• YOUR GOAL: Give a verbatim quotation of every record.

• DATA TO PROCESS:
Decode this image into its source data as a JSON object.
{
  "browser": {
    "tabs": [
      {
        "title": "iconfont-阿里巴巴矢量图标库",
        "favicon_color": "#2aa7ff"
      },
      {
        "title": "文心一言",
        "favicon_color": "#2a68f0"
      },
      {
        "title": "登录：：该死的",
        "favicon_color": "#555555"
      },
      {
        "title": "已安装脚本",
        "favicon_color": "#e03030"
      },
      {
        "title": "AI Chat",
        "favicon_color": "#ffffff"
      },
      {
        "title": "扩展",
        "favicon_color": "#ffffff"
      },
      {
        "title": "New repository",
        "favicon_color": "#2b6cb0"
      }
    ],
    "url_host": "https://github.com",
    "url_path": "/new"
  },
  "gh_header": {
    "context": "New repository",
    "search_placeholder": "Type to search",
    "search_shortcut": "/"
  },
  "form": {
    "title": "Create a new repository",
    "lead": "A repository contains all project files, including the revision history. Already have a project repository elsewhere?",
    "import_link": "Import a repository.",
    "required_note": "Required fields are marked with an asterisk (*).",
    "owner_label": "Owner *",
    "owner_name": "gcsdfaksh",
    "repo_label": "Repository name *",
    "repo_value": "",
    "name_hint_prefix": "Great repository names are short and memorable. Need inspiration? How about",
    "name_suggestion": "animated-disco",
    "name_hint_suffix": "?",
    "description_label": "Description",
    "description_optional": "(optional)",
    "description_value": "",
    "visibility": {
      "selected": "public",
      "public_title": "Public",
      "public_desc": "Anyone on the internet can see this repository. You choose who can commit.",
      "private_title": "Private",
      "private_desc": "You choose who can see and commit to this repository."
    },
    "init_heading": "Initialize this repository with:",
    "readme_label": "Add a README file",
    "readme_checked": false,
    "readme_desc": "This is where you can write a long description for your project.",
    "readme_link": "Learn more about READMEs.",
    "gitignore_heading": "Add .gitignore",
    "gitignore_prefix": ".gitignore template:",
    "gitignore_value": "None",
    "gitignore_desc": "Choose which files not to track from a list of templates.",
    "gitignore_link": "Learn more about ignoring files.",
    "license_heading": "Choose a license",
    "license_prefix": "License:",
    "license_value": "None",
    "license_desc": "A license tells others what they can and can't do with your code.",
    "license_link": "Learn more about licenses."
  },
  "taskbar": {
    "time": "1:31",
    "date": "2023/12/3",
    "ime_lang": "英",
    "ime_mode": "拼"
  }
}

• OUTPUT OF THE EXERCISE:
Decode this image into its source data as a JSON object.
{
  "browser": {
    "tabs": [
      {
        "title": "iconfont-阿里巴巴矢量图标库",
        "favicon_color": "#2aa7ff"
      },
      {
        "title": "文心一言",
        "favicon_color": "#2a68f0"
      },
      {
        "title": "登录：：该死的",
        "favicon_color": "#555555"
      },
      {
        "title": "已安装脚本",
        "favicon_color": "#e03030"
      },
      {
        "title": "AI Chat",
        "favicon_color": "#ffffff"
      },
      {
        "title": "扩展",
        "favicon_color": "#ffffff"
      },
      {
        "title": "New repository",
        "favicon_color": "#2b6cb0"
      }
    ],
    "url_host": "https://github.com",
    "url_path": "/new"
  },
  "gh_header": {
    "context": "New repository",
    "search_placeholder": "Type to search",
    "search_shortcut": "/"
  },
  "form": {
    "title": "Create a new repository",
    "lead": "A repository contains all project files, including the revision history. Already have a project repository elsewhere?",
    "import_link": "Import a repository.",
    "required_note": "Required fields are marked with an asterisk (*).",
    "owner_label": "Owner *",
    "owner_name": "gcsdfaksh",
    "repo_label": "Repository name *",
    "repo_value": "",
    "name_hint_prefix": "Great repository names are short and memorable. Need inspiration? How about",
    "name_suggestion": "animated-disco",
    "name_hint_suffix": "?",
    "description_label": "Description",
    "description_optional": "(optional)",
    "description_value": "",
    "visibility": {
      "selected": "public",
      "public_title": "Public",
      "public_desc": "Anyone on the internet can see this repository. You choose who can commit.",
      "private_title": "Private",
      "private_desc": "You choose who can see and commit to this repository."
    },
    "init_heading": "Initialize this repository with:",
    "readme_label": "Add a README file",
    "readme_checked": false,
    "readme_desc": "This is where you can write a long description for your project.",
    "readme_link": "Learn more about READMEs.",
    "gitignore_heading": "Add .gitignore",
    "gitignore_prefix": ".gitignore template:",
    "gitignore_value": "None",
    "gitignore_desc": "Choose which files not to track from a list of templates.",
    "gitignore_link": "Learn more about ignoring files.",
    "license_heading": "Choose a license",
    "license_prefix": "License:",
    "license_value": "None",
    "license_desc": "A license tells others what they can and can't do with your code.",
    "license_link": "Learn more about licenses."
  },
  "taskbar": {
    "time": "1:31",
    "date": "2023/12/3",
    "ime_lang": "英",
    "ime_mode": "拼"
  }
}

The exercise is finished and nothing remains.